Dataset content =
----
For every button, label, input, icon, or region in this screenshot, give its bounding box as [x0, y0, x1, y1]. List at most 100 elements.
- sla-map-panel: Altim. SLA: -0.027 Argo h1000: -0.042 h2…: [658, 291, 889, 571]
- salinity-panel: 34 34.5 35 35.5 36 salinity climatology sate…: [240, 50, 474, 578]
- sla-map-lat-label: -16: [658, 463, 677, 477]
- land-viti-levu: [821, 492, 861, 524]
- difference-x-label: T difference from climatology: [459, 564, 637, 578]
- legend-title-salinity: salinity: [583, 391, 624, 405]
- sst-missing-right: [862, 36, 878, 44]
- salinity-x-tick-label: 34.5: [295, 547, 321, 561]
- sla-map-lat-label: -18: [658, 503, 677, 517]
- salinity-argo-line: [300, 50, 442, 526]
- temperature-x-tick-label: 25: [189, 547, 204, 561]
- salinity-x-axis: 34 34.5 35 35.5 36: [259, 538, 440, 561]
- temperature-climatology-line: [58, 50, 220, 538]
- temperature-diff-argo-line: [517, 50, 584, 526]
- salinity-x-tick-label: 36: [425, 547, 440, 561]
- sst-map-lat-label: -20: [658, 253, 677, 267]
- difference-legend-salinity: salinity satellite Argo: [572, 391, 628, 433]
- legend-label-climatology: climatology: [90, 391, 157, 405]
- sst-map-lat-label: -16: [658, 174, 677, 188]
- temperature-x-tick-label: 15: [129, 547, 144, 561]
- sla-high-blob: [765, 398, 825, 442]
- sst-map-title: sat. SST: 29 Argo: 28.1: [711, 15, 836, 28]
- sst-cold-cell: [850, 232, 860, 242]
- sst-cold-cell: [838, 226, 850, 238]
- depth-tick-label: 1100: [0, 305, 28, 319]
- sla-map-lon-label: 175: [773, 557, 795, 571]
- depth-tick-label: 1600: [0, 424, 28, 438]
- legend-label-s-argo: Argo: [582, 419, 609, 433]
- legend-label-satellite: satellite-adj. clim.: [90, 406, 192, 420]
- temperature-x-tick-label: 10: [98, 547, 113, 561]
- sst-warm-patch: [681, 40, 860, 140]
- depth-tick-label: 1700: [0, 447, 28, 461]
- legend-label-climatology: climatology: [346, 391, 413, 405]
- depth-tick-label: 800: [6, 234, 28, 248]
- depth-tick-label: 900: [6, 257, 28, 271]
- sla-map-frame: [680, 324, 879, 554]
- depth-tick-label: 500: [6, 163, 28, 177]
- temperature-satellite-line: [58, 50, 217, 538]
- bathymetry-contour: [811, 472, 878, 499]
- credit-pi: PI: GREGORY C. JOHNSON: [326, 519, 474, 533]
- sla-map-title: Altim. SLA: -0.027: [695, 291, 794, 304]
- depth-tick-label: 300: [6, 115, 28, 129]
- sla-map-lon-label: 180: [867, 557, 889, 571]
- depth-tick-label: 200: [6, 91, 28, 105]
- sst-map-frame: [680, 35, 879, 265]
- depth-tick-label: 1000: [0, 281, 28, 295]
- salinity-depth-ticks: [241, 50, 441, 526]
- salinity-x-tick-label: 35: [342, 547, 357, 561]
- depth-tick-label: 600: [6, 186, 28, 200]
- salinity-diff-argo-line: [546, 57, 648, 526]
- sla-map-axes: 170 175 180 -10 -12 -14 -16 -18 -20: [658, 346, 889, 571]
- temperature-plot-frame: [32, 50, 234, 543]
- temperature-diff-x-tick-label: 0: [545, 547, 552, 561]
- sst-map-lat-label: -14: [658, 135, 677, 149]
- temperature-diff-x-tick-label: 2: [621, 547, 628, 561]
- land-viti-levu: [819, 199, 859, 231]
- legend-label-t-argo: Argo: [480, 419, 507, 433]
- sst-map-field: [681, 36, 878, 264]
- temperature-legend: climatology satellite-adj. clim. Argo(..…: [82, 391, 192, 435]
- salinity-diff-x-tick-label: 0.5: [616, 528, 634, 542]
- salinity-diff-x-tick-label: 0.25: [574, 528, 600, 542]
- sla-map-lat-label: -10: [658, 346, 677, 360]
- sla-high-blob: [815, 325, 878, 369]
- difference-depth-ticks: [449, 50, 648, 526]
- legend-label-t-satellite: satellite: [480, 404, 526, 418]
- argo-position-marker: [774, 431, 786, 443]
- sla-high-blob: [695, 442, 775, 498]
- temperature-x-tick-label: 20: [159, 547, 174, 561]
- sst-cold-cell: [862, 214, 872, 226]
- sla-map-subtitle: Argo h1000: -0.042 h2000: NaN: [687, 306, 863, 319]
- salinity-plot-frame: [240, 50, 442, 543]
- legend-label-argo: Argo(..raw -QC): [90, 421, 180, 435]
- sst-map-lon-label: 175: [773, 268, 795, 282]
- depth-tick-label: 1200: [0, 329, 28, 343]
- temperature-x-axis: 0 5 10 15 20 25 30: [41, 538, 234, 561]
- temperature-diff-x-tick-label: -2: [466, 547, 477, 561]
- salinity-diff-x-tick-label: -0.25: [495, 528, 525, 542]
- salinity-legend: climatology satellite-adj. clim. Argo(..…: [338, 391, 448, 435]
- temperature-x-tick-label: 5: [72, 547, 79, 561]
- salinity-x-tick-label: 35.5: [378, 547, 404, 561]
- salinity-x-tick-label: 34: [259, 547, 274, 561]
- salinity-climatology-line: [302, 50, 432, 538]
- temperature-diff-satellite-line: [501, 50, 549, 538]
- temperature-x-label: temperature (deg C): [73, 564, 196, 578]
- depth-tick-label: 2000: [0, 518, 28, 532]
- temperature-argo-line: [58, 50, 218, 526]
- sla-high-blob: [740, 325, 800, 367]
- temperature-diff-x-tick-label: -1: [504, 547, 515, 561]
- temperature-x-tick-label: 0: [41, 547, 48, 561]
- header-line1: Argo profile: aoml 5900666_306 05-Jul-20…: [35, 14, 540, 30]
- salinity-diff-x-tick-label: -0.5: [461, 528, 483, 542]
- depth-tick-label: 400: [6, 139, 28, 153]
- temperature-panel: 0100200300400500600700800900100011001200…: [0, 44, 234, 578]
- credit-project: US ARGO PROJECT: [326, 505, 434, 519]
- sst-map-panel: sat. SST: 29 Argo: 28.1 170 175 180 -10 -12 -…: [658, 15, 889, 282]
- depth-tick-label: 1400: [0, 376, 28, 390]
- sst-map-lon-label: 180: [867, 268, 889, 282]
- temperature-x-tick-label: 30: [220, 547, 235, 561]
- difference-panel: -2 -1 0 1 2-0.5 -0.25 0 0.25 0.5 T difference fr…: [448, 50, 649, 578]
----
Goal = Rewrite the listing above in full, switching every "depth-tick-label" to "depth-axis-label" and leaving everything else as it is.

Response to this task =
For every button, label, input, icon, or region in this screenshot, give its bounding box as [x0, y0, x1, y1]. List at most 100 elements.
- sla-map-panel: Altim. SLA: -0.027 Argo h1000: -0.042 h2…: [658, 291, 889, 571]
- salinity-panel: 34 34.5 35 35.5 36 salinity climatology sate…: [240, 50, 474, 578]
- sla-map-lat-label: -16: [658, 463, 677, 477]
- land-viti-levu: [821, 492, 861, 524]
- difference-x-label: T difference from climatology: [459, 564, 637, 578]
- legend-title-salinity: salinity: [583, 391, 624, 405]
- sst-missing-right: [862, 36, 878, 44]
- salinity-x-tick-label: 34.5: [295, 547, 321, 561]
- sla-map-lat-label: -18: [658, 503, 677, 517]
- salinity-argo-line: [300, 50, 442, 526]
- temperature-x-tick-label: 25: [189, 547, 204, 561]
- salinity-x-axis: 34 34.5 35 35.5 36: [259, 538, 440, 561]
- temperature-climatology-line: [58, 50, 220, 538]
- temperature-diff-argo-line: [517, 50, 584, 526]
- salinity-x-tick-label: 36: [425, 547, 440, 561]
- sst-map-lat-label: -20: [658, 253, 677, 267]
- difference-legend-salinity: salinity satellite Argo: [572, 391, 628, 433]
- legend-label-climatology: climatology: [90, 391, 157, 405]
- sst-map-lat-label: -16: [658, 174, 677, 188]
- temperature-x-tick-label: 15: [129, 547, 144, 561]
- sla-high-blob: [765, 398, 825, 442]
- sst-map-title: sat. SST: 29 Argo: 28.1: [711, 15, 836, 28]
- sst-cold-cell: [850, 232, 860, 242]
- sst-cold-cell: [838, 226, 850, 238]
- depth-axis-label: 1100: [0, 305, 28, 319]
- sla-map-lon-label: 175: [773, 557, 795, 571]
- depth-axis-label: 1600: [0, 424, 28, 438]
- legend-label-s-argo: Argo: [582, 419, 609, 433]
- legend-label-satellite: satellite-adj. clim.: [90, 406, 192, 420]
- temperature-x-tick-label: 10: [98, 547, 113, 561]
- sst-warm-patch: [681, 40, 860, 140]
- depth-axis-label: 1700: [0, 447, 28, 461]
- legend-label-climatology: climatology: [346, 391, 413, 405]
- depth-axis-label: 800: [6, 234, 28, 248]
- depth-axis-label: 900: [6, 257, 28, 271]
- sla-map-frame: [680, 324, 879, 554]
- depth-axis-label: 500: [6, 163, 28, 177]
- temperature-satellite-line: [58, 50, 217, 538]
- bathymetry-contour: [811, 472, 878, 499]
- credit-pi: PI: GREGORY C. JOHNSON: [326, 519, 474, 533]
- sla-map-title: Altim. SLA: -0.027: [695, 291, 794, 304]
- depth-axis-label: 300: [6, 115, 28, 129]
- sla-map-lon-label: 180: [867, 557, 889, 571]
- depth-axis-label: 200: [6, 91, 28, 105]
- sst-map-frame: [680, 35, 879, 265]
- depth-axis-label: 1000: [0, 281, 28, 295]
- salinity-depth-ticks: [241, 50, 441, 526]
- salinity-x-tick-label: 35: [342, 547, 357, 561]
- depth-axis-label: 600: [6, 186, 28, 200]
- salinity-diff-argo-line: [546, 57, 648, 526]
- sla-map-axes: 170 175 180 -10 -12 -14 -16 -18 -20: [658, 346, 889, 571]
- temperature-plot-frame: [32, 50, 234, 543]
- temperature-diff-x-tick-label: 0: [545, 547, 552, 561]
- sst-map-lat-label: -14: [658, 135, 677, 149]
- temperature-diff-x-tick-label: 2: [621, 547, 628, 561]
- land-viti-levu: [819, 199, 859, 231]
- legend-label-t-argo: Argo: [480, 419, 507, 433]
- sst-map-field: [681, 36, 878, 264]
- temperature-legend: climatology satellite-adj. clim. Argo(..…: [82, 391, 192, 435]
- salinity-diff-x-tick-label: 0.5: [616, 528, 634, 542]
- salinity-diff-x-tick-label: 0.25: [574, 528, 600, 542]
- sla-map-lat-label: -10: [658, 346, 677, 360]
- sla-high-blob: [815, 325, 878, 369]
- difference-depth-ticks: [449, 50, 648, 526]
- legend-label-t-satellite: satellite: [480, 404, 526, 418]
- argo-position-marker: [774, 431, 786, 443]
- sla-high-blob: [695, 442, 775, 498]
- temperature-x-tick-label: 20: [159, 547, 174, 561]
- sst-cold-cell: [862, 214, 872, 226]
- sla-map-subtitle: Argo h1000: -0.042 h2000: NaN: [687, 306, 863, 319]
- salinity-plot-frame: [240, 50, 442, 543]
- legend-label-argo: Argo(..raw -QC): [90, 421, 180, 435]
- sst-map-lon-label: 175: [773, 268, 795, 282]
- depth-axis-label: 1200: [0, 329, 28, 343]
- temperature-x-axis: 0 5 10 15 20 25 30: [41, 538, 234, 561]
- temperature-diff-x-tick-label: -2: [466, 547, 477, 561]
- salinity-diff-x-tick-label: -0.25: [495, 528, 525, 542]
- salinity-legend: climatology satellite-adj. clim. Argo(..…: [338, 391, 448, 435]
- temperature-x-tick-label: 5: [72, 547, 79, 561]
- salinity-x-tick-label: 35.5: [378, 547, 404, 561]
- salinity-x-tick-label: 34: [259, 547, 274, 561]
- salinity-climatology-line: [302, 50, 432, 538]
- temperature-diff-satellite-line: [501, 50, 549, 538]
- temperature-x-label: temperature (deg C): [73, 564, 196, 578]
- depth-axis-label: 2000: [0, 518, 28, 532]
- temperature-argo-line: [58, 50, 218, 526]
- sla-high-blob: [740, 325, 800, 367]
- temperature-diff-x-tick-label: -1: [504, 547, 515, 561]
- temperature-x-tick-label: 0: [41, 547, 48, 561]
- header-line1: Argo profile: aoml 5900666_306 05-Jul-20…: [35, 14, 540, 30]
- salinity-diff-x-tick-label: -0.5: [461, 528, 483, 542]
- depth-axis-label: 400: [6, 139, 28, 153]
- temperature-panel: 0100200300400500600700800900100011001200…: [0, 44, 234, 578]
- credit-project: US ARGO PROJECT: [326, 505, 434, 519]
- sst-map-panel: sat. SST: 29 Argo: 28.1 170 175 180 -10 -12 -…: [658, 15, 889, 282]
- depth-axis-label: 1400: [0, 376, 28, 390]
- sst-map-lon-label: 180: [867, 268, 889, 282]
- temperature-x-tick-label: 30: [220, 547, 235, 561]
- difference-panel: -2 -1 0 1 2-0.5 -0.25 0 0.25 0.5 T difference fr…: [448, 50, 649, 578]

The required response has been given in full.